Testo da leggere:
Nella chiamata di Dio, sia per il profeta che per noi, al principio sembra tutto bello, luminoso, splendido, ma mentre tu, chiamato da Dio nel e dal suo Amore, stai salendo e vai incontro alla Sua luce, entri nella inconoscibilità di Dio, ti accorgi che Dio è trascendente, è al di là di tutte le cose. Questa zona della inconoscibilità di Dio è la cosiddetta notte oscura, nella quale la trascendenza di Dio ci mette in condizione di smarrirci. A questo punto ecco l’ascesi, che ti prepara in seno alla chiamata ad affrontare anche  questo passaggio della notte oscura, in cui l’anima deve ricordare i prodigi del passato, come il popolo ebreo, deve ricordare i benefici che Dio ha elargito e credere, in quel buio pesto, che non è venuto meno l’amore del suo Dio. Il buio pesto è la Croce.

Come Gesù Crocifisso, l’anima deve continuare a chiamare nel buio pesto Dio con il dolce nome di  Padre, e concludere: - Nelle Tue mani affido il mio spirito, ho fiducia in Te.

Tutti noi cristiani, mossi dalla Grazia di Dio, siamo chiamati a guardare Colui che pende dalla croce, all’Amore concreto che Dio ci ha dato, cioè al Figlio Suo, che ci ha donato sino alla morte di croce per amore nostro. Cristo Crocifisso è la consegna dell’amore di Dio per noi.

 

Il cristiano, entrato nella porta che è l’Amore di Dio, simbolicamente il Costato di Cristo, effettivamente ed affettivamente, pensa di aver instaurato con il suo Dio una relazione interpersonale che non ha nulla da togliere o da aggiungere, crede che le cose così sono e così restano, ma proprio allora quando è entrato senza equivoci nella Luce e dice: - Sono del mio Sposo e lo Sposo è tutto per me-, diventa tutto oscuro, sembra che tutto sia perduto, non c’è più la Luce,  ma Dio, avvolto dalle tenebre, come dice il Salmo, attende la risposta!

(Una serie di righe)

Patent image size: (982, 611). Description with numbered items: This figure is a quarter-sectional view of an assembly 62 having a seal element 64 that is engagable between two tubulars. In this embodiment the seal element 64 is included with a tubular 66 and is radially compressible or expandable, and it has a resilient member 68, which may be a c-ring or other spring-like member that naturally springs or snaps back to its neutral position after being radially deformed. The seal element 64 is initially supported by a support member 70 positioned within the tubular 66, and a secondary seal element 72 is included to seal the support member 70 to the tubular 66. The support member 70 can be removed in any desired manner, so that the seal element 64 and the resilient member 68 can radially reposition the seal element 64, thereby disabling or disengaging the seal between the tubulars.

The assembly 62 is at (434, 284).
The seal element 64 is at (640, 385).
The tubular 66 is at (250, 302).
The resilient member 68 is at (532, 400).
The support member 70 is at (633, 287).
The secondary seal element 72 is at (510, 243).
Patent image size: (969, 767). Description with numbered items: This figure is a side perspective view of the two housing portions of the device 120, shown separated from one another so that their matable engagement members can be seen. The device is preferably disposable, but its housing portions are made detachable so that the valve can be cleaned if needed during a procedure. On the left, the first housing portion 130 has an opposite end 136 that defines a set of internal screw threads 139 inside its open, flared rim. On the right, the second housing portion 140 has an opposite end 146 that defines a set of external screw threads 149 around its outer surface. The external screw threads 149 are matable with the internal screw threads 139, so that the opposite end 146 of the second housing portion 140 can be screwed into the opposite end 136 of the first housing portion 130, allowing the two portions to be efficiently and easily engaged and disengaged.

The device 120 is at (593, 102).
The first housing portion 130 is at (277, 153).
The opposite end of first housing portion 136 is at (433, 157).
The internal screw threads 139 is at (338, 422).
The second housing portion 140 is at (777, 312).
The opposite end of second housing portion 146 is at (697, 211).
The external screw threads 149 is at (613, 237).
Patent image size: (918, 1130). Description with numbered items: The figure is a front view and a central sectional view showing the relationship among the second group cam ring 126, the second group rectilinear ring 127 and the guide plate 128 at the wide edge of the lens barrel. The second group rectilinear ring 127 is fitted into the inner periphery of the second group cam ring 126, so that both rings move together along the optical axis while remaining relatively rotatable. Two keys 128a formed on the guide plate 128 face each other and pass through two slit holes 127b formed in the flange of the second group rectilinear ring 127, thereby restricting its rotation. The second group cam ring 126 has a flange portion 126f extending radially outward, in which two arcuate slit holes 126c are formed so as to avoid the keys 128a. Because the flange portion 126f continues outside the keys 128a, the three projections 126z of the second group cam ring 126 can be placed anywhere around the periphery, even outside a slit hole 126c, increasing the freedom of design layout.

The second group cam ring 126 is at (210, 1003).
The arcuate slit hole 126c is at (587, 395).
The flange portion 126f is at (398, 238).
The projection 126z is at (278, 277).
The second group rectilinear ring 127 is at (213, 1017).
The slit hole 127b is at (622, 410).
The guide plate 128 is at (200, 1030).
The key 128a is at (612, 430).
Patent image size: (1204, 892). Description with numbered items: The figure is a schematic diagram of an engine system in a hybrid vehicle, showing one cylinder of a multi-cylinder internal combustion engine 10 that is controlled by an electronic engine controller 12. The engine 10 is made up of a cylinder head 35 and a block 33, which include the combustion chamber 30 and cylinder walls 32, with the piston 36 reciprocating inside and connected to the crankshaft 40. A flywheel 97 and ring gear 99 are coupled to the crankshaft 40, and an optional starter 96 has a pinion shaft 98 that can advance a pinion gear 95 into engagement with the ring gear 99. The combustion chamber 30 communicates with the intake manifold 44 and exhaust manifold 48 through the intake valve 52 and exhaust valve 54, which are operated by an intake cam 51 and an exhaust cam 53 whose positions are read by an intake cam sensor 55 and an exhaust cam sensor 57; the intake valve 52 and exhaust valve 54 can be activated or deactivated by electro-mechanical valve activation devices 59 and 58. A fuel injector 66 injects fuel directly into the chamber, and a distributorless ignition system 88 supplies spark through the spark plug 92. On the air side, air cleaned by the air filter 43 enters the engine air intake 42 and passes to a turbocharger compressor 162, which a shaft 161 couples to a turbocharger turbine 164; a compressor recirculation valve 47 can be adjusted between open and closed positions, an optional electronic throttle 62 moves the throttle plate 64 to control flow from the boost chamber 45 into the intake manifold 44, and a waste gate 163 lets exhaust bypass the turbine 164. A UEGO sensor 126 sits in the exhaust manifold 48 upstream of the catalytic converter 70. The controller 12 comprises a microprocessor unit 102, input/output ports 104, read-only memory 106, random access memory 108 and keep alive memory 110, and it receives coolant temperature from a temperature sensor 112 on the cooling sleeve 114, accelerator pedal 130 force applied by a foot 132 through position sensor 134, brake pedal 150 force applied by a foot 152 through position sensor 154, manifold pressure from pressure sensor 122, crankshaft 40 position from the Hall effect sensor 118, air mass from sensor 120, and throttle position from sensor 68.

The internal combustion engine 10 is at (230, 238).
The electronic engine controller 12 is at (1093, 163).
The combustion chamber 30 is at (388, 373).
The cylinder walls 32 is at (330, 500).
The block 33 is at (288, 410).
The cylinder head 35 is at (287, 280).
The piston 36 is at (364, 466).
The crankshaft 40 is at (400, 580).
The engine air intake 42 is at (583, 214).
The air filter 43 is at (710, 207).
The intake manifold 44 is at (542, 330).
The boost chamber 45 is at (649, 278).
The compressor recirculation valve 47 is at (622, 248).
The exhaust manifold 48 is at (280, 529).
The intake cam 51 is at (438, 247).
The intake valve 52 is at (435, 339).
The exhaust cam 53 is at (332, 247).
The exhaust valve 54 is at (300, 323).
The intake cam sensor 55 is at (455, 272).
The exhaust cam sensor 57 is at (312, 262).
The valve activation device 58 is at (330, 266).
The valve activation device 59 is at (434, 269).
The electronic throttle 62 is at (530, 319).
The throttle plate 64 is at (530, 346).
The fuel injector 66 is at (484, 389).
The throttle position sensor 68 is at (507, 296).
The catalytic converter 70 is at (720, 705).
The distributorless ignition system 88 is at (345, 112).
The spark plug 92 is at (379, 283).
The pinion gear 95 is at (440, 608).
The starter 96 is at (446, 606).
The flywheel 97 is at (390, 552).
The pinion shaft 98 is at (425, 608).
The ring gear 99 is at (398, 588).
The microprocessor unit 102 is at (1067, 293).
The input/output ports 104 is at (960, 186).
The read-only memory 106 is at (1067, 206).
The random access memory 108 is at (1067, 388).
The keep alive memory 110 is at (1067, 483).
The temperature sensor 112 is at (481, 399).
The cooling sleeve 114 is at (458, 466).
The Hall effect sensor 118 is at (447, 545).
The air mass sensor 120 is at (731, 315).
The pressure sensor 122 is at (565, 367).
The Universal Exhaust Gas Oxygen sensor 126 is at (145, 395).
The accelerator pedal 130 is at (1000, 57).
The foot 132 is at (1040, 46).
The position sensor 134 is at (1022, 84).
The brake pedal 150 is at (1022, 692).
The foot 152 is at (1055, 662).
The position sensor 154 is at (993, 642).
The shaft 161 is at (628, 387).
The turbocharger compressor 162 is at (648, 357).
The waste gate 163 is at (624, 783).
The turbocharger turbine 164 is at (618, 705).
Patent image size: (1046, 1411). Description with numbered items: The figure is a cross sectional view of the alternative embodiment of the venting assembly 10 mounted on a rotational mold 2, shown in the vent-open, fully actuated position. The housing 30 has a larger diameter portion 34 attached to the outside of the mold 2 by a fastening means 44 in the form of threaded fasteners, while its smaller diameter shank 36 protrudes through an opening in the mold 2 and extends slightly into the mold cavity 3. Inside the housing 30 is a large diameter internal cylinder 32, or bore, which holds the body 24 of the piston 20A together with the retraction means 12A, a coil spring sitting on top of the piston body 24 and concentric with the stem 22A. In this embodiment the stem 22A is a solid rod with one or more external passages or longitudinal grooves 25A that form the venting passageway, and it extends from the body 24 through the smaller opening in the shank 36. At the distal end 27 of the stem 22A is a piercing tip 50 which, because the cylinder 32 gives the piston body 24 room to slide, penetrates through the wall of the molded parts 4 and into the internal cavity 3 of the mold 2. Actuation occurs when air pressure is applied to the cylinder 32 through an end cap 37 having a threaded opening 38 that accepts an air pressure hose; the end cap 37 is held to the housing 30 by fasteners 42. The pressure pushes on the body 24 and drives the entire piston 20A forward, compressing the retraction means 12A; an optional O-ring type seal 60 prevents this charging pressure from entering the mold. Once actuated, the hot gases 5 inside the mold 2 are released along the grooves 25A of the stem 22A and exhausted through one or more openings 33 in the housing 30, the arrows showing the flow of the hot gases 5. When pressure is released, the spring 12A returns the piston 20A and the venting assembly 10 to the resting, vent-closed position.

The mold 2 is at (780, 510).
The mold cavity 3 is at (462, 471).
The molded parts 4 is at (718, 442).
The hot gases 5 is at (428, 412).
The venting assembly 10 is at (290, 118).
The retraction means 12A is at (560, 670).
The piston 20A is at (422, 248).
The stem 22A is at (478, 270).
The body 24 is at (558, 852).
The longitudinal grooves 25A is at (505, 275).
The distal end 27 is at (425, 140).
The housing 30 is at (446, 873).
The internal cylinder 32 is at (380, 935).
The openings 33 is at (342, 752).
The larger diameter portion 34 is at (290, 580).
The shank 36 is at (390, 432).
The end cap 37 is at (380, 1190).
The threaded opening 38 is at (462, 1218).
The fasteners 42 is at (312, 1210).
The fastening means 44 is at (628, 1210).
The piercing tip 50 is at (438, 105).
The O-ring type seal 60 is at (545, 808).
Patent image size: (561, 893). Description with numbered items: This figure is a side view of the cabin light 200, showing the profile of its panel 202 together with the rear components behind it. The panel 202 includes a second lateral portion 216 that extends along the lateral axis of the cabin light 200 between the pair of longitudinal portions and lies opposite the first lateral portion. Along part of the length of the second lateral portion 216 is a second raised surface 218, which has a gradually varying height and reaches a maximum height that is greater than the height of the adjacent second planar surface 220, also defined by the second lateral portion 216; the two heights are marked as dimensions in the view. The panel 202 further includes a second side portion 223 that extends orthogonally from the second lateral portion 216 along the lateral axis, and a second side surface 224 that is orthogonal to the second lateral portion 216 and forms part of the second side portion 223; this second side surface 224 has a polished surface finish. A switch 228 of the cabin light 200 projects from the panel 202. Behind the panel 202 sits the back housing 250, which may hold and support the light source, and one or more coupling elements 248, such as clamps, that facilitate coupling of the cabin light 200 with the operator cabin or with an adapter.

Completa quanto segue:
**A)** Ricopia parola per parola il testo sulla notte oscura, da "Come Gesù Crocifisso, l’anima" fino a "Dio per noi." compreso.
**B)** Cita fedelmente le righe della serie, dall'inizio fino alla riga con "The secondary seal" compresa.

Soluzioni per compito:
**A)**
Come Gesù Crocifisso, l’anima deve continuare a chiamare nel buio pesto Dio con il dolce nome di  Padre, e concludere: - Nelle Tue mani affido il mio spirito, ho fiducia in Te.

Tutti noi cristiani, mossi dalla Grazia di Dio, siamo chiamati a guardare Colui che pende dalla croce, all’Amore concreto che Dio ci ha dato, cioè al Figlio Suo, che ci ha donato sino alla morte di croce per amore nostro. Cristo Crocifisso è la consegna dell’amore di Dio per noi.

**B)**
Patent image size: (982, 611). Description with numbered items: This figure is a quarter-sectional view of an assembly 62 having a seal element 64 that is engagable between two tubulars. In this embodiment the seal element 64 is included with a tubular 66 and is radially compressible or expandable, and it has a resilient member 68, which may be a c-ring or other spring-like member that naturally springs or snaps back to its neutral position after being radially deformed. The seal element 64 is initially supported by a support member 70 positioned within the tubular 66, and a secondary seal element 72 is included to seal the support member 70 to the tubular 66. The support member 70 can be removed in any desired manner, so that the seal element 64 and the resilient member 68 can radially reposition the seal element 64, thereby disabling or disengaging the seal between the tubulars.

The assembly 62 is at (434, 284).
The seal element 64 is at (640, 385).
The tubular 66 is at (250, 302).
The resilient member 68 is at (532, 400).
The support member 70 is at (633, 287).
The secondary seal element 72 is at (510, 243).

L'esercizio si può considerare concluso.